▶ _The exercise_:
Repeat each record below exactly as given.
────────────────
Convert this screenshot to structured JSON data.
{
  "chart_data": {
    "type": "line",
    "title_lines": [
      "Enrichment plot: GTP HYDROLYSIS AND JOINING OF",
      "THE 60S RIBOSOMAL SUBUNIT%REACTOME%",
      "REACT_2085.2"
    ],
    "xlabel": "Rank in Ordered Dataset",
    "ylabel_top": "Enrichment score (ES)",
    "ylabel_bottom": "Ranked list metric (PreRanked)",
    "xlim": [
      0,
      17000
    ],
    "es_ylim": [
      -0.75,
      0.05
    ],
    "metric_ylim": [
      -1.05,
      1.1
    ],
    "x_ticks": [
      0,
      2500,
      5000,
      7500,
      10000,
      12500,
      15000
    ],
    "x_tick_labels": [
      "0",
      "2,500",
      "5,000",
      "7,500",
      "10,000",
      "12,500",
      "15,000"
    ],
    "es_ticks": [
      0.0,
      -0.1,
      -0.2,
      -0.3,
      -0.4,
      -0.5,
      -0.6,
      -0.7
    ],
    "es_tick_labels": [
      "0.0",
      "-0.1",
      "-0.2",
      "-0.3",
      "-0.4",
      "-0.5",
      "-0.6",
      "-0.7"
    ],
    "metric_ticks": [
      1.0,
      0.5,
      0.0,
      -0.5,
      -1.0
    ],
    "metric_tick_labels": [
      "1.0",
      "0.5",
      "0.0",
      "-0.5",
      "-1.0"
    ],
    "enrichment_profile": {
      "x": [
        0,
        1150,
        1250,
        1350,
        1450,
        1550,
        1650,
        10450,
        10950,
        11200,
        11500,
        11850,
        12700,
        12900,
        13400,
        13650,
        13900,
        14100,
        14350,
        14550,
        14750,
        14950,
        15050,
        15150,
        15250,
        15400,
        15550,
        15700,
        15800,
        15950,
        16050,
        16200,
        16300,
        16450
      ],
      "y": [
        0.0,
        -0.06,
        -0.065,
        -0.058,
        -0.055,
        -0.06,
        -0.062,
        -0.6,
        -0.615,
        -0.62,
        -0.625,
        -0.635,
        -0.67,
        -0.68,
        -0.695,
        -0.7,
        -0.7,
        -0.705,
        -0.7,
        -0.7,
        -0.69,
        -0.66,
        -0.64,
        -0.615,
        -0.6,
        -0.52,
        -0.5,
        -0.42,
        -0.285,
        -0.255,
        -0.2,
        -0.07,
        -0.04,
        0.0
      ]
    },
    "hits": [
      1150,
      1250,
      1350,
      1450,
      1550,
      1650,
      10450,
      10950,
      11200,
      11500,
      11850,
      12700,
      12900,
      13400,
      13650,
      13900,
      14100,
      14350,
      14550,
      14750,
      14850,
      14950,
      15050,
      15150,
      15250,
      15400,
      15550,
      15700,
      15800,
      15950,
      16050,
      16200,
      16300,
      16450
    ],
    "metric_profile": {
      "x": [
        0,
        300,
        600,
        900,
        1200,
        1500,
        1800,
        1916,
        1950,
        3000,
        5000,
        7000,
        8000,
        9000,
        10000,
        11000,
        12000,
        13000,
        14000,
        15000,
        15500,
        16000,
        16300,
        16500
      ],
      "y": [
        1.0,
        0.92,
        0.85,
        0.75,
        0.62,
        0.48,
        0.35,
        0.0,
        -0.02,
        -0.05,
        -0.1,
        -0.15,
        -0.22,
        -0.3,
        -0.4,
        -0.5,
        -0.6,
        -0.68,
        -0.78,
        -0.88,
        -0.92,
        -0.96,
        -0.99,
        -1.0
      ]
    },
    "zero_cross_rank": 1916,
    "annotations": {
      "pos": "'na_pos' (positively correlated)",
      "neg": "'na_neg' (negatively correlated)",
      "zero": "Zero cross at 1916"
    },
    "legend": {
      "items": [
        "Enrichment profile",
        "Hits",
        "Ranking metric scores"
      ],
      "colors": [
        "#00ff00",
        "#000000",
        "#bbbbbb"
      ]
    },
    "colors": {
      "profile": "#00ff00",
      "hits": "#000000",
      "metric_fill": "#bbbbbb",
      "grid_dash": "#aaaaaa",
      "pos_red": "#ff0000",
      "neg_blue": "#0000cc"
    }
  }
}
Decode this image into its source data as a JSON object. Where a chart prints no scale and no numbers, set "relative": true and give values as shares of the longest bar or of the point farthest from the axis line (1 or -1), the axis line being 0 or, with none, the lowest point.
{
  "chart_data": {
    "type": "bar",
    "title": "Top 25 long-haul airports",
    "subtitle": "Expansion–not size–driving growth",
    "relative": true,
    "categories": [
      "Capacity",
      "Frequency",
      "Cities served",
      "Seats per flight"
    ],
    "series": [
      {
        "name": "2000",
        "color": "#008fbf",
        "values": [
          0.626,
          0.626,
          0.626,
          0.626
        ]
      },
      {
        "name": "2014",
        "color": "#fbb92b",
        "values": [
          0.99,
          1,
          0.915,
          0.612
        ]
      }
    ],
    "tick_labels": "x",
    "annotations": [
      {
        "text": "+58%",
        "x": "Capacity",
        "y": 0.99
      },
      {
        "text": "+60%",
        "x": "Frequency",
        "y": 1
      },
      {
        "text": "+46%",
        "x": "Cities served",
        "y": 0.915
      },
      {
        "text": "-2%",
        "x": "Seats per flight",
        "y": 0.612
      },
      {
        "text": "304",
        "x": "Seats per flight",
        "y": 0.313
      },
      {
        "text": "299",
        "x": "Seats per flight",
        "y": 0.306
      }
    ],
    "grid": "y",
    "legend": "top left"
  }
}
────────────────
▶ _In response_:
Convert this screenshot to structured JSON data.
{
  "chart_data": {
    "type": "line",
    "title_lines": [
      "Enrichment plot: GTP HYDROLYSIS AND JOINING OF",
      "THE 60S RIBOSOMAL SUBUNIT%REACTOME%",
      "REACT_2085.2"
    ],
    "xlabel": "Rank in Ordered Dataset",
    "ylabel_top": "Enrichment score (ES)",
    "ylabel_bottom": "Ranked list metric (PreRanked)",
    "xlim": [
      0,
      17000
    ],
    "es_ylim": [
      -0.75,
      0.05
    ],
    "metric_ylim": [
      -1.05,
      1.1
    ],
    "x_ticks": [
      0,
      2500,
      5000,
      7500,
      10000,
      12500,
      15000
    ],
    "x_tick_labels": [
      "0",
      "2,500",
      "5,000",
      "7,500",
      "10,000",
      "12,500",
      "15,000"
    ],
    "es_ticks": [
      0.0,
      -0.1,
      -0.2,
      -0.3,
      -0.4,
      -0.5,
      -0.6,
      -0.7
    ],
    "es_tick_labels": [
      "0.0",
      "-0.1",
      "-0.2",
      "-0.3",
      "-0.4",
      "-0.5",
      "-0.6",
      "-0.7"
    ],
    "metric_ticks": [
      1.0,
      0.5,
      0.0,
      -0.5,
      -1.0
    ],
    "metric_tick_labels": [
      "1.0",
      "0.5",
      "0.0",
      "-0.5",
      "-1.0"
    ],
    "enrichment_profile": {
      "x": [
        0,
        1150,
        1250,
        1350,
        1450,
        1550,
        1650,
        10450,
        10950,
        11200,
        11500,
        11850,
        12700,
        12900,
        13400,
        13650,
        13900,
        14100,
        14350,
        14550,
        14750,
        14950,
        15050,
        15150,
        15250,
        15400,
        15550,
        15700,
        15800,
        15950,
        16050,
        16200,
        16300,
        16450
      ],
      "y": [
        0.0,
        -0.06,
        -0.065,
        -0.058,
        -0.055,
        -0.06,
        -0.062,
        -0.6,
        -0.615,
        -0.62,
        -0.625,
        -0.635,
        -0.67,
        -0.68,
        -0.695,
        -0.7,
        -0.7,
        -0.705,
        -0.7,
        -0.7,
        -0.69,
        -0.66,
        -0.64,
        -0.615,
        -0.6,
        -0.52,
        -0.5,
        -0.42,
        -0.285,
        -0.255,
        -0.2,
        -0.07,
        -0.04,
        0.0
      ]
    },
    "hits": [
      1150,
      1250,
      1350,
      1450,
      1550,
      1650,
      10450,
      10950,
      11200,
      11500,
      11850,
      12700,
      12900,
      13400,
      13650,
      13900,
      14100,
      14350,
      14550,
      14750,
      14850,
      14950,
      15050,
      15150,
      15250,
      15400,
      15550,
      15700,
      15800,
      15950,
      16050,
      16200,
      16300,
      16450
    ],
    "metric_profile": {
      "x": [
        0,
        300,
        600,
        900,
        1200,
        1500,
        1800,
        1916,
        1950,
        3000,
        5000,
        7000,
        8000,
        9000,
        10000,
        11000,
        12000,
        13000,
        14000,
        15000,
        15500,
        16000,
        16300,
        16500
      ],
      "y": [
        1.0,
        0.92,
        0.85,
        0.75,
        0.62,
        0.48,
        0.35,
        0.0,
        -0.02,
        -0.05,
        -0.1,
        -0.15,
        -0.22,
        -0.3,
        -0.4,
        -0.5,
        -0.6,
        -0.68,
        -0.78,
        -0.88,
        -0.92,
        -0.96,
        -0.99,
        -1.0
      ]
    },
    "zero_cross_rank": 1916,
    "annotations": {
      "pos": "'na_pos' (positively correlated)",
      "neg": "'na_neg' (negatively correlated)",
      "zero": "Zero cross at 1916"
    },
    "legend": {
      "items": [
        "Enrichment profile",
        "Hits",
        "Ranking metric scores"
      ],
      "colors": [
        "#00ff00",
        "#000000",
        "#bbbbbb"
      ]
    },
    "colors": {
      "profile": "#00ff00",
      "hits": "#000000",
      "metric_fill": "#bbbbbb",
      "grid_dash": "#aaaaaa",
      "pos_red": "#ff0000",
      "neg_blue": "#0000cc"
    }
  }
}
Decode this image into its source data as a JSON object. Where a chart prints no scale and no numbers, set "relative": true and give values as shares of the longest bar or of the point farthest from the axis line (1 or -1), the axis line being 0 or, with none, the lowest point.
{
  "chart_data": {
    "type": "bar",
    "title": "Top 25 long-haul airports",
    "subtitle": "Expansion–not size–driving growth",
    "relative": true,
    "categories": [
      "Capacity",
      "Frequency",
      "Cities served",
      "Seats per flight"
    ],
    "series": [
      {
        "name": "2000",
        "color": "#008fbf",
        "values": [
          0.626,
          0.626,
          0.626,
          0.626
        ]
      },
      {
        "name": "2014",
        "color": "#fbb92b",
        "values": [
          0.99,
          1,
          0.915,
          0.612
        ]
      }
    ],
    "tick_labels": "x",
    "annotations": [
      {
        "text": "+58%",
        "x": "Capacity",
        "y": 0.99
      },
      {
        "text": "+60%",
        "x": "Frequency",
        "y": 1
      },
      {
        "text": "+46%",
        "x": "Cities served",
        "y": 0.915
      },
      {
        "text": "-2%",
        "x": "Seats per flight",
        "y": 0.612
      },
      {
        "text": "304",
        "x": "Seats per flight",
        "y": 0.313
      },
      {
        "text": "299",
        "x": "Seats per flight",
        "y": 0.306
      }
    ],
    "grid": "y",
    "legend": "top left"
  }
}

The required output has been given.